### EXERCISE INSTRUCTIONS:
Give only the number of lines in these records that contain the word "Fachada".

### DATA SHOWN:

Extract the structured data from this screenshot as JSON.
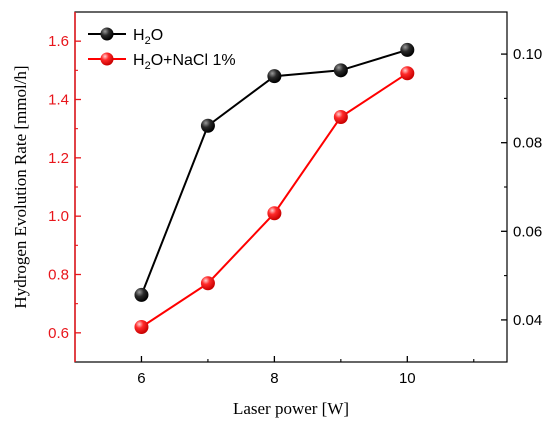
{
  "chart_data": {
    "type": "line",
    "xlabel": "Laser power [W]",
    "ylabel": "Hydrogen Evolution Rate [mmol/h]",
    "x": [
      6,
      7,
      8,
      9,
      10
    ],
    "xlim": [
      5,
      11.5
    ],
    "xticks": [
      "6",
      "8",
      "10"
    ],
    "xtick_values": [
      6,
      8,
      10
    ],
    "ylim_left": [
      0.5,
      1.7
    ],
    "yticks_left": [
      "0.6",
      "0.8",
      "1.0",
      "1.2",
      "1.4",
      "1.6"
    ],
    "ytick_values_left": [
      0.6,
      0.8,
      1.0,
      1.2,
      1.4,
      1.6
    ],
    "ylim_right": [
      0.0305,
      0.1095
    ],
    "yticks_right": [
      "0.04",
      "0.06",
      "0.08",
      "0.10"
    ],
    "ytick_values_right": [
      0.04,
      0.06,
      0.08,
      0.1
    ],
    "left_axis_color": "#e8151b",
    "legend_position": "top-left",
    "series": [
      {
        "name": "H2O",
        "legend_label": {
          "base": "H",
          "sub": "2",
          "rest": "O"
        },
        "color": "#000000",
        "values": [
          0.73,
          1.31,
          1.48,
          1.5,
          1.57
        ]
      },
      {
        "name": "H2O+NaCl 1%",
        "legend_label": {
          "base": "H",
          "sub": "2",
          "rest": "O+NaCl 1%"
        },
        "color": "#ff0000",
        "values": [
          0.62,
          0.77,
          1.01,
          1.34,
          1.49
        ]
      }
    ]
  }
}
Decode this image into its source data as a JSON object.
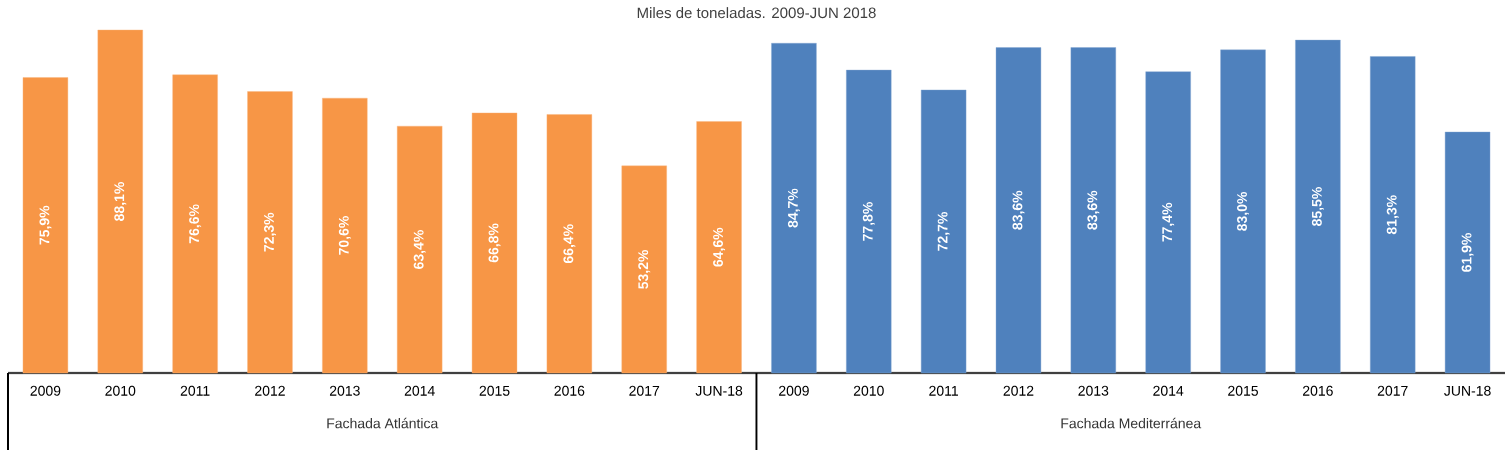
{
  "chart_data": {
    "type": "bar",
    "title": "Miles de toneladas. 2009-JUN 2018",
    "categories": [
      "2009",
      "2010",
      "2011",
      "2012",
      "2013",
      "2014",
      "2015",
      "2016",
      "2017",
      "JUN-18",
      "2009",
      "2010",
      "2011",
      "2012",
      "2013",
      "2014",
      "2015",
      "2016",
      "2017",
      "JUN-18"
    ],
    "annotations": [
      "Fachada Atlántica",
      "Fachada Mediterránea"
    ],
    "series": [
      {
        "color": "#f79646",
        "values": [
          75.9,
          88.1,
          76.6,
          72.3,
          70.6,
          63.4,
          66.8,
          66.4,
          53.2,
          64.6,
          null,
          null,
          null,
          null,
          null,
          null,
          null,
          null,
          null,
          null
        ],
        "value_labels": [
          "75,9%",
          "88,1%",
          "76,6%",
          "72,3%",
          "70,6%",
          "63,4%",
          "66,8%",
          "66,4%",
          "53,2%",
          "64,6%",
          null,
          null,
          null,
          null,
          null,
          null,
          null,
          null,
          null,
          null
        ]
      },
      {
        "color": "#4f81bd",
        "values": [
          null,
          null,
          null,
          null,
          null,
          null,
          null,
          null,
          null,
          null,
          84.7,
          77.8,
          72.7,
          83.6,
          83.6,
          77.4,
          83.0,
          85.5,
          81.3,
          61.9
        ],
        "value_labels": [
          null,
          null,
          null,
          null,
          null,
          null,
          null,
          null,
          null,
          null,
          "84,7%",
          "77,8%",
          "72,7%",
          "83,6%",
          "83,6%",
          "77,4%",
          "83,0%",
          "85,5%",
          "81,3%",
          "61,9%"
        ]
      }
    ]
  }
}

### REPLY TO THE EXERCISE:
2